-- begin TASK DATA --
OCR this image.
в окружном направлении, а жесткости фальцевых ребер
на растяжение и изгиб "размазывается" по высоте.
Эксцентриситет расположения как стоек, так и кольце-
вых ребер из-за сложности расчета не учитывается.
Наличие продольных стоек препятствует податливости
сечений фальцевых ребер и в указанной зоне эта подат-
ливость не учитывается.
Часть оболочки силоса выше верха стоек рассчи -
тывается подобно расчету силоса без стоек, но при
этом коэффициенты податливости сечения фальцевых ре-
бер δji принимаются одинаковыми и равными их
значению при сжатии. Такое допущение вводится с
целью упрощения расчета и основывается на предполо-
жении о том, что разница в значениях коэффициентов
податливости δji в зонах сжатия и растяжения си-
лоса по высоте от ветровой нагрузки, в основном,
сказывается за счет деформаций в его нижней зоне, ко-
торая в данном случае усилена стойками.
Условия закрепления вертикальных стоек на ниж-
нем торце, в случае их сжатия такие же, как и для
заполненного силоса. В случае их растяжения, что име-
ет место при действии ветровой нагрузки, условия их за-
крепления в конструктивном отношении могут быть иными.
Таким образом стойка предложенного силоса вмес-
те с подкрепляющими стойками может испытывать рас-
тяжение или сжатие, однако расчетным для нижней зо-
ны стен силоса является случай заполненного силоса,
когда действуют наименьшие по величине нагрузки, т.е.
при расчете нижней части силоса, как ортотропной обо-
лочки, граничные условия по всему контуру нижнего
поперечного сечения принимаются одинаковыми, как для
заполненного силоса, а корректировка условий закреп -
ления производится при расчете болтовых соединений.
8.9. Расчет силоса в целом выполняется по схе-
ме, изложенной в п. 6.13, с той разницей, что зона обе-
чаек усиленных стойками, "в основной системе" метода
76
-- end TASK DATA --
### WORK REQUIRED:
Copy down the whole of the data above, matching it exactly.

### FINAL RESULT:
OCR this image.
в окружном направлении, а жесткости фальцевых ребер
на растяжение и изгиб "размазывается" по высоте.
Эксцентриситет расположения как стоек, так и кольце-
вых ребер из-за сложности расчета не учитывается.
Наличие продольных стоек препятствует податливости
сечений фальцевых ребер и в указанной зоне эта подат-
ливость не учитывается.
Часть оболочки силоса выше верха стоек рассчи -
тывается подобно расчету силоса без стоек, но при
этом коэффициенты податливости сечения фальцевых ре-
бер δji принимаются одинаковыми и равными их
значению при сжатии. Такое допущение вводится с
целью упрощения расчета и основывается на предполо-
жении о том, что разница в значениях коэффициентов
податливости δji в зонах сжатия и растяжения си-
лоса по высоте от ветровой нагрузки, в основном,
сказывается за счет деформаций в его нижней зоне, ко-
торая в данном случае усилена стойками.
Условия закрепления вертикальных стоек на ниж-
нем торце, в случае их сжатия такие же, как и для
заполненного силоса. В случае их растяжения, что име-
ет место при действии ветровой нагрузки, условия их за-
крепления в конструктивном отношении могут быть иными.
Таким образом стойка предложенного силоса вмес-
те с подкрепляющими стойками может испытывать рас-
тяжение или сжатие, однако расчетным для нижней зо-
ны стен силоса является случай заполненного силоса,
когда действуют наименьшие по величине нагрузки, т.е.
при расчете нижней части силоса, как ортотропной обо-
лочки, граничные условия по всему контуру нижнего
поперечного сечения принимаются одинаковыми, как для
заполненного силоса, а корректировка условий закреп -
ления производится при расчете болтовых соединений.
8.9. Расчет силоса в целом выполняется по схе-
ме, изложенной в п. 6.13, с той разницей, что зона обе-
чаек усиленных стойками, "в основной системе" метода
76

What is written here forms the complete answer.